▶ [Exercise requirements]:
Write out the records that appear below, verbatim and complete, but without pictures.

[Entries taken from a collection]
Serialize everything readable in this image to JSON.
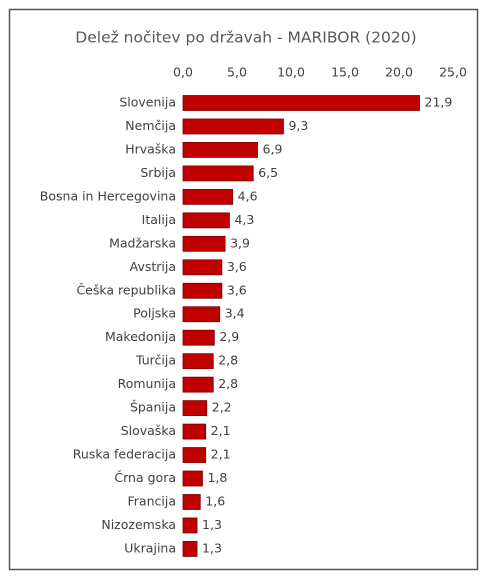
{
  "chart_data": {
    "type": "bar",
    "orientation": "horizontal",
    "title": "Delež nočitev po državah - MARIBOR (2020)",
    "categories": [
      "Slovenija",
      "Nemčija",
      "Hrvaška",
      "Srbija",
      "Bosna in Hercegovina",
      "Italija",
      "Madžarska",
      "Avstrija",
      "Češka republika",
      "Poljska",
      "Makedonija",
      "Turčija",
      "Romunija",
      "Španija",
      "Slovaška",
      "Ruska federacija",
      "Črna gora",
      "Francija",
      "Nizozemska",
      "Ukrajina"
    ],
    "values": [
      21.9,
      9.3,
      6.9,
      6.5,
      4.6,
      4.3,
      3.9,
      3.6,
      3.6,
      3.4,
      2.9,
      2.8,
      2.8,
      2.2,
      2.1,
      2.1,
      1.8,
      1.6,
      1.3,
      1.3
    ],
    "value_labels": [
      "21,9",
      "9,3",
      "6,9",
      "6,5",
      "4,6",
      "4,3",
      "3,9",
      "3,6",
      "3,6",
      "3,4",
      "2,9",
      "2,8",
      "2,8",
      "2,2",
      "2,1",
      "2,1",
      "1,8",
      "1,6",
      "1,3",
      "1,3"
    ],
    "color": "#c00000",
    "xlim": [
      0,
      25
    ],
    "xticks": [
      {
        "value": 0,
        "label": "0,0"
      },
      {
        "value": 5,
        "label": "5,0"
      },
      {
        "value": 10,
        "label": "10,0"
      },
      {
        "value": 15,
        "label": "15,0"
      },
      {
        "value": 20,
        "label": "20,0"
      },
      {
        "value": 25,
        "label": "25,0"
      }
    ],
    "grid": false
  }
}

▶ [Written answer]:
Serialize everything readable in this image to JSON.
{
  "chart_data": {
    "type": "bar",
    "orientation": "horizontal",
    "title": "Delež nočitev po državah - MARIBOR (2020)",
    "categories": [
      "Slovenija",
      "Nemčija",
      "Hrvaška",
      "Srbija",
      "Bosna in Hercegovina",
      "Italija",
      "Madžarska",
      "Avstrija",
      "Češka republika",
      "Poljska",
      "Makedonija",
      "Turčija",
      "Romunija",
      "Španija",
      "Slovaška",
      "Ruska federacija",
      "Črna gora",
      "Francija",
      "Nizozemska",
      "Ukrajina"
    ],
    "values": [
      21.9,
      9.3,
      6.9,
      6.5,
      4.6,
      4.3,
      3.9,
      3.6,
      3.6,
      3.4,
      2.9,
      2.8,
      2.8,
      2.2,
      2.1,
      2.1,
      1.8,
      1.6,
      1.3,
      1.3
    ],
    "value_labels": [
      "21,9",
      "9,3",
      "6,9",
      "6,5",
      "4,6",
      "4,3",
      "3,9",
      "3,6",
      "3,6",
      "3,4",
      "2,9",
      "2,8",
      "2,8",
      "2,2",
      "2,1",
      "2,1",
      "1,8",
      "1,6",
      "1,3",
      "1,3"
    ],
    "color": "#c00000",
    "xlim": [
      0,
      25
    ],
    "xticks": [
      {
        "value": 0,
        "label": "0,0"
      },
      {
        "value": 5,
        "label": "5,0"
      },
      {
        "value": 10,
        "label": "10,0"
      },
      {
        "value": 15,
        "label": "15,0"
      },
      {
        "value": 20,
        "label": "20,0"
      },
      {
        "value": 25,
        "label": "25,0"
      }
    ],
    "grid": false
  }
}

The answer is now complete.